Bir koleksiyondan alınmış veri —
####

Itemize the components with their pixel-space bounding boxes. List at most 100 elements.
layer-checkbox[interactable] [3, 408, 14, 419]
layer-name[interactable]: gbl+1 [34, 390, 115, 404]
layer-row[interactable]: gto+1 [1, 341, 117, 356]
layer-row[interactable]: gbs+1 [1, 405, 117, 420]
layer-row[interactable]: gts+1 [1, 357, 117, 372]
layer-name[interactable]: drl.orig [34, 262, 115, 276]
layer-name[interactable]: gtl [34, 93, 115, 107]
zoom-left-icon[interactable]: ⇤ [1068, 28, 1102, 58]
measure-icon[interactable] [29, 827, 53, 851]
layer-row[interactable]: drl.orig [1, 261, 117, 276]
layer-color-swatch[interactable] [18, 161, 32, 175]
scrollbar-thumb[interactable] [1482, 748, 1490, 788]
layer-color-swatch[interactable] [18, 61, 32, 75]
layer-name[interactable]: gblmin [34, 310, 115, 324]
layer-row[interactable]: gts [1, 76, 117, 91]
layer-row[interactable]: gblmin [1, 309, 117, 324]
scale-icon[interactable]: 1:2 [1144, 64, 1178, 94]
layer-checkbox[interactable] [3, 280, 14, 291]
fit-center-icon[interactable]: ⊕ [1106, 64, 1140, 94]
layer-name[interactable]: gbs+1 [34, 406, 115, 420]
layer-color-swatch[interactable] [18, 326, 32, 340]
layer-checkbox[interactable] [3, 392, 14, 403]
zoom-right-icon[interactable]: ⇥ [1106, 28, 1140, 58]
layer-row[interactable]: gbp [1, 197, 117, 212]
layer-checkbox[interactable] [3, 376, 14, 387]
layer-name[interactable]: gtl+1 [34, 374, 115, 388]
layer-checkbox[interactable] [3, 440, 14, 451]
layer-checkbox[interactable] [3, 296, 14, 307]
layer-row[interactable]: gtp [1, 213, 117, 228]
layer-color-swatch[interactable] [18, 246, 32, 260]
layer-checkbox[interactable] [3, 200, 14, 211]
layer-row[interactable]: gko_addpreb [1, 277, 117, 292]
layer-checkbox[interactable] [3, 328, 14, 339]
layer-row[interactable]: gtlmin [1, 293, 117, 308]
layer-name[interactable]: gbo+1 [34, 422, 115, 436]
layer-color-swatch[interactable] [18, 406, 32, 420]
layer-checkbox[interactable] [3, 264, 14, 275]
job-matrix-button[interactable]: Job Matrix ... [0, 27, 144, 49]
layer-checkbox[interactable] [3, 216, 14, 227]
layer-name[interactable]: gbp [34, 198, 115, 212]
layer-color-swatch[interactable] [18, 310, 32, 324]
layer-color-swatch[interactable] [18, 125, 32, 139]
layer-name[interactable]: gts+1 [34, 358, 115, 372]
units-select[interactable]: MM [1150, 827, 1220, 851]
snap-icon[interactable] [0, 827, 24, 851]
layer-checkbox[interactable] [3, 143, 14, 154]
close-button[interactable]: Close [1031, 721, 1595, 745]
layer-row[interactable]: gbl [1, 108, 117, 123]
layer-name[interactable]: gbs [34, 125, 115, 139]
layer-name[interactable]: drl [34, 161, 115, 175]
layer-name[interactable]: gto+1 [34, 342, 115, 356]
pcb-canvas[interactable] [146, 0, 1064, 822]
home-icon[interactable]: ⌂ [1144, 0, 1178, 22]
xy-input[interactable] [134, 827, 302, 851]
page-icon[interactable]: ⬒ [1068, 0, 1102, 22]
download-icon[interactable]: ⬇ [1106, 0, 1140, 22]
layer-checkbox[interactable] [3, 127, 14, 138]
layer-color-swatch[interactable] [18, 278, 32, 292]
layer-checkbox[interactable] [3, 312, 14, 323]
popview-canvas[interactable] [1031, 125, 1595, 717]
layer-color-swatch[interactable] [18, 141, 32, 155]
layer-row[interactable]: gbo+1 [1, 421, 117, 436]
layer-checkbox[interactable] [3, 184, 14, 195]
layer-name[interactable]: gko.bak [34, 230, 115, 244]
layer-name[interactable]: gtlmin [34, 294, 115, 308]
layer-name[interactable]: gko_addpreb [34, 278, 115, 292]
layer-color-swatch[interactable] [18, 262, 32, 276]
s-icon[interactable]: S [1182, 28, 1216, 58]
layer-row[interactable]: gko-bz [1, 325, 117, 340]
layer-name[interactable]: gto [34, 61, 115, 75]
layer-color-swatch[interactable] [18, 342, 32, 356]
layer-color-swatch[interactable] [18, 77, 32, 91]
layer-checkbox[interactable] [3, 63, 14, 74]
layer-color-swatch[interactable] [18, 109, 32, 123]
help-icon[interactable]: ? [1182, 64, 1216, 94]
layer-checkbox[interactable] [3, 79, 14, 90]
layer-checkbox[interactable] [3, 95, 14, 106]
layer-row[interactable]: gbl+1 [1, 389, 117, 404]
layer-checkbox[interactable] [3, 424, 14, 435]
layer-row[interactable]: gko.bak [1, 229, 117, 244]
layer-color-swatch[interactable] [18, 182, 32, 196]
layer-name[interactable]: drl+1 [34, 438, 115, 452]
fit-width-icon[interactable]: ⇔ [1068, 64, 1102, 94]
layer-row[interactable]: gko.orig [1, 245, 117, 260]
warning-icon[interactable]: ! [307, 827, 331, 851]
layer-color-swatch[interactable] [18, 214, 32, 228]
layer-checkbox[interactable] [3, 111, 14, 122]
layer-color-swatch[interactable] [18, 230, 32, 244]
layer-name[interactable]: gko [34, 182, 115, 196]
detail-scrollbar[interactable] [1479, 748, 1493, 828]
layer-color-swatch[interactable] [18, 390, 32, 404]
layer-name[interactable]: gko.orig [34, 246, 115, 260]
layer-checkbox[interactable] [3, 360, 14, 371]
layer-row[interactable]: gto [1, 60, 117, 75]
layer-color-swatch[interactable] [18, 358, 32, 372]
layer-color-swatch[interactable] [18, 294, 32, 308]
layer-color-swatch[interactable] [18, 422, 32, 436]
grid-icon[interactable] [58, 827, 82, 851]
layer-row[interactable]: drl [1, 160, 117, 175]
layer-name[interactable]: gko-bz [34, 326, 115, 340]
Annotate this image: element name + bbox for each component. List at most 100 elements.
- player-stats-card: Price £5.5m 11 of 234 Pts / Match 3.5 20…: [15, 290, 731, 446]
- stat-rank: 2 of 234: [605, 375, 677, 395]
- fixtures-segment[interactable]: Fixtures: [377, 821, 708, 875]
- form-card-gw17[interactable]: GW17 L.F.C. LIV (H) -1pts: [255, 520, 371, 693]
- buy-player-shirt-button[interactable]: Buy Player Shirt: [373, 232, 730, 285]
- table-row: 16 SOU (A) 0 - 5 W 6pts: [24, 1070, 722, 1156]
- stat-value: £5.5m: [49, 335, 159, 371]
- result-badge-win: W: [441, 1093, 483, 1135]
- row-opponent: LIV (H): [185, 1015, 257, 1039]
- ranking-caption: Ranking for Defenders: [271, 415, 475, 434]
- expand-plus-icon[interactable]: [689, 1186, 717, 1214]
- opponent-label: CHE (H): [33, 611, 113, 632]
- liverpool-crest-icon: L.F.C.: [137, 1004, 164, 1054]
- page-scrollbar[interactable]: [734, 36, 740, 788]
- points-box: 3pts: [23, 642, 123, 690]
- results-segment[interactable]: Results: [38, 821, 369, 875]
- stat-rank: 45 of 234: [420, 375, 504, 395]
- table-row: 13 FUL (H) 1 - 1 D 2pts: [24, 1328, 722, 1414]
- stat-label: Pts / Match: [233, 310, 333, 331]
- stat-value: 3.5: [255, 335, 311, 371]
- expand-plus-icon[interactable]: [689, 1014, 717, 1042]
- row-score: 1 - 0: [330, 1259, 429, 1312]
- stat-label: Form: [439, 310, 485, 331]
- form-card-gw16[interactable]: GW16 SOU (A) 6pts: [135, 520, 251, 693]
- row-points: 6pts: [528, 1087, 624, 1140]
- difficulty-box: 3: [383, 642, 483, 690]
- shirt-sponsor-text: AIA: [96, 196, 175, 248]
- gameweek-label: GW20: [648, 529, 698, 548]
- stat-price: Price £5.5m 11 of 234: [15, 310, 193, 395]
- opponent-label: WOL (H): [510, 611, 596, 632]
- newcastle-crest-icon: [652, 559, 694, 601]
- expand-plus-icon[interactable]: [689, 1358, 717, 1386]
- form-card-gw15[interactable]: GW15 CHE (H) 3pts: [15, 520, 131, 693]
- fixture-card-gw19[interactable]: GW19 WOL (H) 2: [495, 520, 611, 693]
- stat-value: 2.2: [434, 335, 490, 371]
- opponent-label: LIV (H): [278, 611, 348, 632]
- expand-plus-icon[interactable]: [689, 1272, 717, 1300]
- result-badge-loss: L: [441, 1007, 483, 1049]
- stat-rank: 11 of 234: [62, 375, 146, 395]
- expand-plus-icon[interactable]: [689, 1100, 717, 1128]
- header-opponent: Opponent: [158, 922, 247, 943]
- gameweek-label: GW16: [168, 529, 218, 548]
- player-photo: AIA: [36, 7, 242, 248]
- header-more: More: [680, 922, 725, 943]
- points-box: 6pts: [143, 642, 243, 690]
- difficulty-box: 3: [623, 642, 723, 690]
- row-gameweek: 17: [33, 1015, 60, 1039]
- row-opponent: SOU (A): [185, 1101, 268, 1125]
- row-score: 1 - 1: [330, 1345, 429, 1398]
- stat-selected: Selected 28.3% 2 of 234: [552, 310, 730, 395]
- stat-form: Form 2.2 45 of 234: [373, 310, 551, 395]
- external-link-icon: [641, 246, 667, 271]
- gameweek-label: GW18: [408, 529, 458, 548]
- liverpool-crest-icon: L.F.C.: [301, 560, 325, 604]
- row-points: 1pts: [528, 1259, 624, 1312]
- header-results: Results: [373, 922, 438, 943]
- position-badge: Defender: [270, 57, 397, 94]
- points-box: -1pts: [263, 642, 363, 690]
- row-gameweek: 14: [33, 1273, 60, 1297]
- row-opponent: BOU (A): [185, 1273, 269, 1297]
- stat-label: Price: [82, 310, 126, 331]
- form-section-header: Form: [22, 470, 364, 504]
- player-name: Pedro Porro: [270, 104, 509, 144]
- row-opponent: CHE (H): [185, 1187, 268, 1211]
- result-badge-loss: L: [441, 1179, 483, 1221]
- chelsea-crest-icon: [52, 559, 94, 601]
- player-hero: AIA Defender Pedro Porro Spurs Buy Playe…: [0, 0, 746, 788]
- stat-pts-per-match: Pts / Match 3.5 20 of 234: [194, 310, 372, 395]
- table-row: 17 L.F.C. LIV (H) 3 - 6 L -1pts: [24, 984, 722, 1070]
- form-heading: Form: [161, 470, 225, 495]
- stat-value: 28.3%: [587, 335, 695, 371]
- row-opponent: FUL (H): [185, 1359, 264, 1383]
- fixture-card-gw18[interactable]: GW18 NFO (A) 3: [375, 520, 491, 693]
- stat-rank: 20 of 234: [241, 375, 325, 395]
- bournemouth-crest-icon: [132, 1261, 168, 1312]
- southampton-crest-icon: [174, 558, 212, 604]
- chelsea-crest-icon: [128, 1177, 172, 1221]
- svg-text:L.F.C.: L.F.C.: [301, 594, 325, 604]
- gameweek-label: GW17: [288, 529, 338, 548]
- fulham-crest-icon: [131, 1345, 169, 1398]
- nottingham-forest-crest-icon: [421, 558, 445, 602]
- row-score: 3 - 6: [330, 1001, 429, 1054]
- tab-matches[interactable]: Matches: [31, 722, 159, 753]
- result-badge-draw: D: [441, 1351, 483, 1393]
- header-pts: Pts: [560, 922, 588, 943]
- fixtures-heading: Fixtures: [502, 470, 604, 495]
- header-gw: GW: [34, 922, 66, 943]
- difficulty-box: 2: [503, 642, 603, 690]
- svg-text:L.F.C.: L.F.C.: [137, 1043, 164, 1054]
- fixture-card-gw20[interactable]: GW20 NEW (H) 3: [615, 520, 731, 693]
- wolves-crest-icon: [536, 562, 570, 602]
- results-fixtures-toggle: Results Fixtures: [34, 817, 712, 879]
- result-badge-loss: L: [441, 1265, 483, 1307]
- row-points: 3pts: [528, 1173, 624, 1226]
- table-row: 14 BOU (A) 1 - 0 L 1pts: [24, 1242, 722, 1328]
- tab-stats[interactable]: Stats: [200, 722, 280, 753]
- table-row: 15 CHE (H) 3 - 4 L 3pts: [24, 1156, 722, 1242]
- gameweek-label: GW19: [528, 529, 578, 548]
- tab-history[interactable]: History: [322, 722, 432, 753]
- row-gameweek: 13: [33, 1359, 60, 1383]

####

Yönerge —
Verinin başından başlayıp "layer-row[interactable]: gbs+1 [1, 405, 117, 420]" içeren satırla biten bölümü, "layer-row" yerine "layer-item" koyarak ve geri kalan her şeyi değiştirmeden yeniden yazar mısın?

Çözümlü Alıştırma —
Itemize the components with their pixel-space bounding boxes. List at most 100 elements.
layer-checkbox[interactable] [3, 408, 14, 419]
layer-name[interactable]: gbl+1 [34, 390, 115, 404]
layer-item[interactable]: gto+1 [1, 341, 117, 356]
layer-item[interactable]: gbs+1 [1, 405, 117, 420]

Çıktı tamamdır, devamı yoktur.